*Work required*
Every line of the data that contains the string "שברא" must be copied.

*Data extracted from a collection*
_ _ _ _ _ _ _
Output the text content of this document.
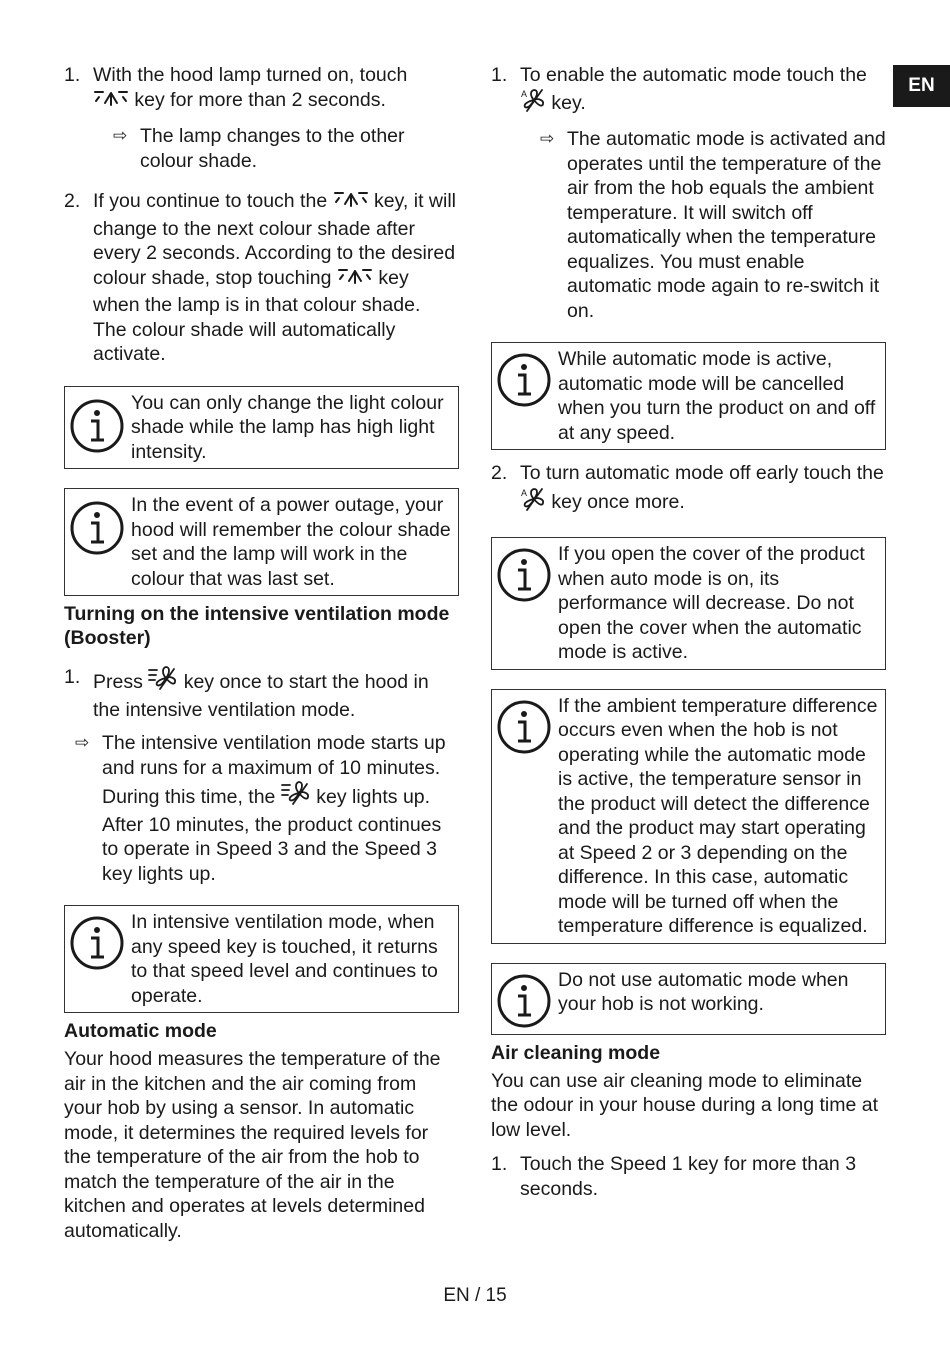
EN
1. With the hood lamp turned on, touch
key for more than 2 seconds.
⇨ The lamp changes to the other colour shade.
2. If you continue to touch the key, it will change to the next colour shade after every 2 seconds. According to the desired colour shade, stop touching key when the lamp is in that colour shade. The colour shade will automatically activate.
You can only change the light colour shade while the lamp has high light intensity.
In the event of a power outage, your hood will remember the colour shade set and the lamp will work in the colour that was last set.
Turning on the intensive ventilation mode (Booster)
1. Press key once to start the hood in the intensive ventilation mode.
⇨ The intensive ventilation mode starts up and runs for a maximum of 10 minutes. During this time, the key lights up. After 10 minutes, the product continues to operate in Speed 3 and the Speed 3 key lights up.
In intensive ventilation mode, when any speed key is touched, it returns to that speed level and continues to operate.
Automatic mode
Your hood measures the temperature of the air in the kitchen and the air coming from your hob by using a sensor. In automatic mode, it determines the required levels for the temperature of the air from the hob to match the temperature of the air in the kitchen and operates at levels determined automatically.
1. To enable the automatic mode touch the
A key.
⇨ The automatic mode is activated and operates until the temperature of the air from the hob equals the ambient temperature. It will switch off automatically when the temperature equalizes. You must enable automatic mode again to re-switch it on.
While automatic mode is active, automatic mode will be cancelled when you turn the product on and off at any speed.
2. To turn automatic mode off early touch the
A key once more.
If you open the cover of the product when auto mode is on, its performance will decrease. Do not open the cover when the automatic mode is active.
If the ambient temperature difference occurs even when the hob is not operating while the automatic mode is active, the temperature sensor in the product will detect the difference and the product may start operating at Speed 2 or 3 depending on the difference. In this case, automatic mode will be turned off when the temperature difference is equalized.
Do not use automatic mode when your hob is not working.
Air cleaning mode
You can use air cleaning mode to eliminate the odour in your house during a long time at low level.
1. Touch the Speed 1 key for more than 3 seconds.
EN / 15
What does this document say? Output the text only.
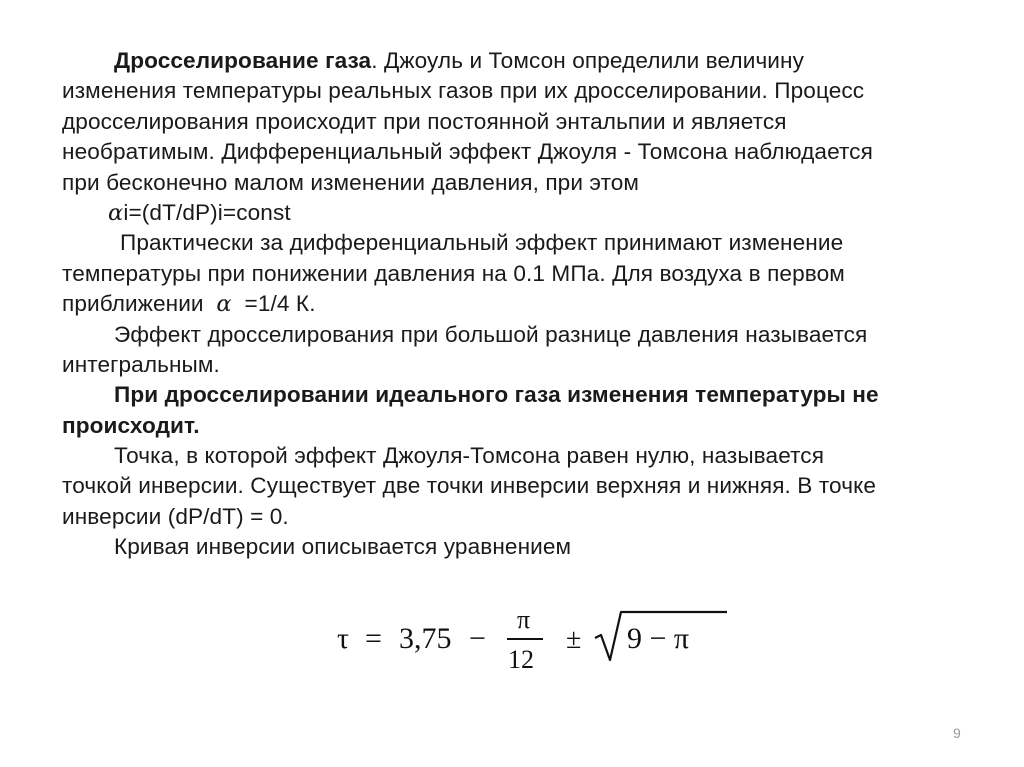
Дросселирование газа. Джоуль и Томсон определили величину
изменения температуры реальных газов при их дросселировании. Процесс
дросселирования происходит при постоянной энтальпии и является
необратимым. Дифференциальный эффект Джоуля - Томсона наблюдается
при бесконечно малом изменении давления, при этом
αi=(dT/dP)i=const
Практически за дифференциальный эффект принимают изменение
температуры при понижении давления на 0.1 МПа. Для воздуха в первом
приближении α =1/4 К.
Эффект дросселирования при большой разнице давления называется
интегральным.
При дросселировании идеального газа изменения температуры не
происходит.
Точка, в которой эффект Джоуля-Томсона равен нулю, называется
точкой инверсии. Существует две точки инверсии верхняя и нижняя. В точке
инверсии (dP/dT) = 0.
Кривая инверсии описывается уравнением
τ = 3,75 −
π
12
± 9 − π
9
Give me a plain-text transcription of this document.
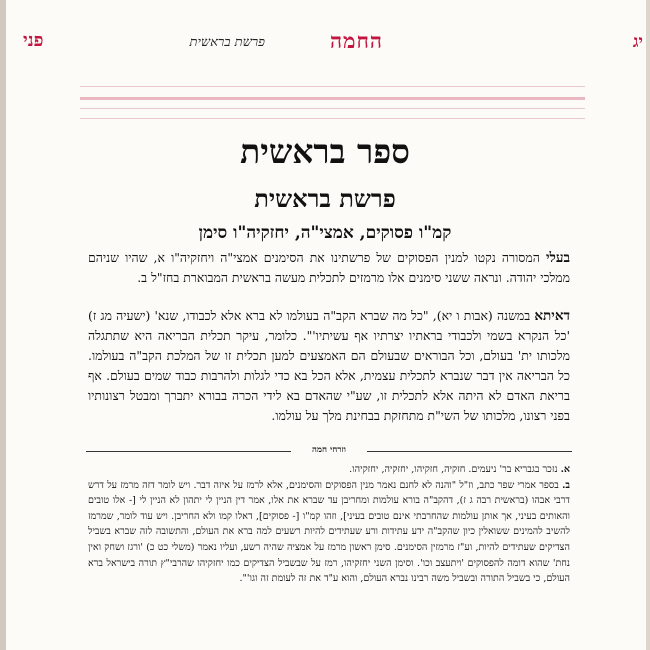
יג
החמה
פרשת בראשית
פני
ספר בראשית
פרשת בראשית
קמ"ו פסוקים, אמצי"ה, יחזקיה"ו סימן
בעלי המסורה נקטו למנין הפסוקים של פרשתינו את הסימנים אמצי"ה ויחזקיה"ו א, שהיו שניהם ממלכי יהודה. ונראה ששני סימנים אלו מרמזים לתכלית מעשה בראשית המבוארת בחז"ל ב.
דאיתא במשנה (אבות ו יא), "כל מה שברא הקב"ה בעולמו לא ברא אלא לכבודו, שנא' (ישעיה מג ז) 'כל הנקרא בשמי ולכבודי בראתיו יצרתיו אף עשיתיו'". כלומר, עיקר תכלית הבריאה היא שתתגלה מלכותו ית' בעולם, וכל הבוראים שבעולם הם האמצעים למען תכלית זו של המלכת הקב"ה בעולמו. כל הבריאה אין דבר שנברא לתכלית עצמית, אלא הכל בא כדי לגלות ולהרבות כבוד שמים בעולם. אף בריאת האדם לא היתה אלא לתכלית זו, שע"י שהאדם בא לידי הכרה בבורא יתברך ומבטל רצונותיו בפני רצונו, מלכותו של השי"ת מתחזקת בבחינת מלך על עולמו.
וזרחי חמה
א. נזכר בגבריא בר' ניעמים. חזקיה, חזקיהו, יחזקיה, יחזקיהו.
ב. בספר אמרי שפר כתב, וז"ל "והנה לא לחנם נאמר מנין הפסוקים והסימנים, אלא לרמז על איזה דבר. ויש לומר דזה מרמז על דרש דרבי אבהו (בראשית רבה ג ז), דהקב"ה בורא עולמות ומחריבן עד שברא את אלו, אמר דין הניין לי יתהון לא הניין לי [- אלו טובים והאותים בעיני, אך אותן עולמות שהחרבתי אינם טובים בעיני], וזהו קמ"ו [- פסוקים], דאלו קמו ולא החריבן. ויש עוד לומר, שמרמז להשיב להמינים ששואלין כיון שהקב"ה ידע עתידות ורע שעתידים להיות רשעים למה ברא את העולם, והתשובה לזה שברא בשביל הצדיקים שעתידים להיות, וע"ז מרמזין הסימנים. סימן ראשון מרמז על אמציה שהיה רשע, ועליו נאמר (משלי כט כ) 'ורגז ושחק ואין נחת' שהוא דומה להפסוקים 'ויתעצב וכו'. וסימן השני יחזקיהו, רמז על שבשביל הצדיקים כמו יחזקיהו שהרבי"ץ תורה בישראל ברא העולם, כי בשביל התורה ובשביל משה רבינו נברא העולם, והוא ע"ד את זה לעומת זה וגו'".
_ _ _ _ _ _ _
*Exercise solution*
דאיתא במשנה (אבות ו יא), "כל מה שברא הקב"ה בעולמו לא ברא אלא לכבודו, שנא' (ישעיה מג ז) 'כל הנקרא בשמי ולכבודי בראתיו יצרתיו אף עשיתיו'". כלומר, עיקר תכלית הבריאה היא שתתגלה מלכותו ית' בעולם, וכל הבוראים שבעולם הם האמצעים למען תכלית זו של המלכת הקב"ה בעולמו. כל הבריאה אין דבר שנברא לתכלית עצמית, אלא הכל בא כדי לגלות ולהרבות כבוד שמים בעולם. אף בריאת האדם לא היתה אלא לתכלית זו, שע"י שהאדם בא לידי הכרה בבורא יתברך ומבטל רצונותיו בפני רצונו, מלכותו של השי"ת מתחזקת בבחינת מלך על עולמו.
ב. בספר אמרי שפר כתב, וז"ל "והנה לא לחנם נאמר מנין הפסוקים והסימנים, אלא לרמז על איזה דבר. ויש לומר דזה מרמז על דרש דרבי אבהו (בראשית רבה ג ז), דהקב"ה בורא עולמות ומחריבן עד שברא את אלו, אמר דין הניין לי יתהון לא הניין לי [- אלו טובים והאותים בעיני, אך אותן עולמות שהחרבתי אינם טובים בעיני], וזהו קמ"ו [- פסוקים], דאלו קמו ולא החריבן. ויש עוד לומר, שמרמז להשיב להמינים ששואלין כיון שהקב"ה ידע עתידות ורע שעתידים להיות רשעים למה ברא את העולם, והתשובה לזה שברא בשביל הצדיקים שעתידים להיות, וע"ז מרמזין הסימנים. סימן ראשון מרמז על אמציה שהיה רשע, ועליו נאמר (משלי כט כ) 'ורגז ושחק ואין נחת' שהוא דומה להפסוקים 'ויתעצב וכו'. וסימן השני יחזקיהו, רמז על שבשביל הצדיקים כמו יחזקיהו שהרבי"ץ תורה בישראל ברא העולם, כי בשביל התורה ובשביל משה רבינו נברא העולם, והוא ע"ד את זה לעומת זה וגו'".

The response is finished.